+++ Data for processing

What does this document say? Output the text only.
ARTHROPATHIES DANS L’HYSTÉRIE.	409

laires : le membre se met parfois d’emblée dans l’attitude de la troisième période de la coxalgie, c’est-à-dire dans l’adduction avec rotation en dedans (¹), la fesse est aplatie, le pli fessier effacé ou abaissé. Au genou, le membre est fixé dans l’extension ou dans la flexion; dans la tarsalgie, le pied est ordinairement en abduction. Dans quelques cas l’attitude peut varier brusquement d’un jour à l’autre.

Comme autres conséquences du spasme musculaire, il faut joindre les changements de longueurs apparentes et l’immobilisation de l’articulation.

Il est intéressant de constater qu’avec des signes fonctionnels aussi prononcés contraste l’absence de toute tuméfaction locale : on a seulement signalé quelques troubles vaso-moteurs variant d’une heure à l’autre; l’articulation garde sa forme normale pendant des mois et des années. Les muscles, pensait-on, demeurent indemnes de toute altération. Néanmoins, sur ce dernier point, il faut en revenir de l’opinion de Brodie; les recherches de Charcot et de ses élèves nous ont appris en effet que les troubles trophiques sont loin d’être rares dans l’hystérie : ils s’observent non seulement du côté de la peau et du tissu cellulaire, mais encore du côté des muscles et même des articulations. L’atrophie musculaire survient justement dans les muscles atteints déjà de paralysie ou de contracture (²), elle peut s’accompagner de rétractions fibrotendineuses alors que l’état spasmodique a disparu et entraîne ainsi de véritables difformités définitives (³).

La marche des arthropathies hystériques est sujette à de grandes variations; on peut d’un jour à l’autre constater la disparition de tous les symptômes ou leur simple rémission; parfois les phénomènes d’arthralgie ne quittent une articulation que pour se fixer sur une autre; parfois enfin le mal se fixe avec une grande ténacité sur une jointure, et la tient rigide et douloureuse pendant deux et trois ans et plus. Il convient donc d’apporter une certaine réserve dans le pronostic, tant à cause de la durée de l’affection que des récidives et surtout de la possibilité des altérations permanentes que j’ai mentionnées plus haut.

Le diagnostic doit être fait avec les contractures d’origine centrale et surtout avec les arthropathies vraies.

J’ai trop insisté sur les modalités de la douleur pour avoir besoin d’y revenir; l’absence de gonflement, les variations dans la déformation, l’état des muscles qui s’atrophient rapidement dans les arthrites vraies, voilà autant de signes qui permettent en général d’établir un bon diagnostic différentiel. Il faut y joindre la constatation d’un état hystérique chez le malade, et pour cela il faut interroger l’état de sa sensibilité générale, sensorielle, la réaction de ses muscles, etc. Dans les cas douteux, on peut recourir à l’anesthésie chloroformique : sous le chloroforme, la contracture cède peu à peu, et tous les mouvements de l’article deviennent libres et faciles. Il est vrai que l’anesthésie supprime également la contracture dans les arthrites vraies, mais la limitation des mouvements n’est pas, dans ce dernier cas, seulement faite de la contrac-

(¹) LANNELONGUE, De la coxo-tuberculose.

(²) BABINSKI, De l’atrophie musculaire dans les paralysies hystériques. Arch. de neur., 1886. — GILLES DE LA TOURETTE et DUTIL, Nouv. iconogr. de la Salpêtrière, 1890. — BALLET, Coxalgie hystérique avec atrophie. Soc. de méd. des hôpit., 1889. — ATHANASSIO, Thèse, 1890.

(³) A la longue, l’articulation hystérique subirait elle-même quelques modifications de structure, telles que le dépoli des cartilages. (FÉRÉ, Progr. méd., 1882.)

++++++

** Problem **
Every record should be given again exactly.

** Answer for the task **
What does this document say? Output the text only.
ARTHROPATHIES DANS L’HYSTÉRIE.	409

laires : le membre se met parfois d’emblée dans l’attitude de la troisième période de la coxalgie, c’est-à-dire dans l’adduction avec rotation en dedans (¹), la fesse est aplatie, le pli fessier effacé ou abaissé. Au genou, le membre est fixé dans l’extension ou dans la flexion; dans la tarsalgie, le pied est ordinairement en abduction. Dans quelques cas l’attitude peut varier brusquement d’un jour à l’autre.

Comme autres conséquences du spasme musculaire, il faut joindre les changements de longueurs apparentes et l’immobilisation de l’articulation.

Il est intéressant de constater qu’avec des signes fonctionnels aussi prononcés contraste l’absence de toute tuméfaction locale : on a seulement signalé quelques troubles vaso-moteurs variant d’une heure à l’autre; l’articulation garde sa forme normale pendant des mois et des années. Les muscles, pensait-on, demeurent indemnes de toute altération. Néanmoins, sur ce dernier point, il faut en revenir de l’opinion de Brodie; les recherches de Charcot et de ses élèves nous ont appris en effet que les troubles trophiques sont loin d’être rares dans l’hystérie : ils s’observent non seulement du côté de la peau et du tissu cellulaire, mais encore du côté des muscles et même des articulations. L’atrophie musculaire survient justement dans les muscles atteints déjà de paralysie ou de contracture (²), elle peut s’accompagner de rétractions fibrotendineuses alors que l’état spasmodique a disparu et entraîne ainsi de véritables difformités définitives (³).

La marche des arthropathies hystériques est sujette à de grandes variations; on peut d’un jour à l’autre constater la disparition de tous les symptômes ou leur simple rémission; parfois les phénomènes d’arthralgie ne quittent une articulation que pour se fixer sur une autre; parfois enfin le mal se fixe avec une grande ténacité sur une jointure, et la tient rigide et douloureuse pendant deux et trois ans et plus. Il convient donc d’apporter une certaine réserve dans le pronostic, tant à cause de la durée de l’affection que des récidives et surtout de la possibilité des altérations permanentes que j’ai mentionnées plus haut.

Le diagnostic doit être fait avec les contractures d’origine centrale et surtout avec les arthropathies vraies.

J’ai trop insisté sur les modalités de la douleur pour avoir besoin d’y revenir; l’absence de gonflement, les variations dans la déformation, l’état des muscles qui s’atrophient rapidement dans les arthrites vraies, voilà autant de signes qui permettent en général d’établir un bon diagnostic différentiel. Il faut y joindre la constatation d’un état hystérique chez le malade, et pour cela il faut interroger l’état de sa sensibilité générale, sensorielle, la réaction de ses muscles, etc. Dans les cas douteux, on peut recourir à l’anesthésie chloroformique : sous le chloroforme, la contracture cède peu à peu, et tous les mouvements de l’article deviennent libres et faciles. Il est vrai que l’anesthésie supprime également la contracture dans les arthrites vraies, mais la limitation des mouvements n’est pas, dans ce dernier cas, seulement faite de la contrac-

(¹) LANNELONGUE, De la coxo-tuberculose.

(²) BABINSKI, De l’atrophie musculaire dans les paralysies hystériques. Arch. de neur., 1886. — GILLES DE LA TOURETTE et DUTIL, Nouv. iconogr. de la Salpêtrière, 1890. — BALLET, Coxalgie hystérique avec atrophie. Soc. de méd. des hôpit., 1889. — ATHANASSIO, Thèse, 1890.

(³) A la longue, l’articulation hystérique subirait elle-même quelques modifications de structure, telles que le dépoli des cartilages. (FÉRÉ, Progr. méd., 1882.)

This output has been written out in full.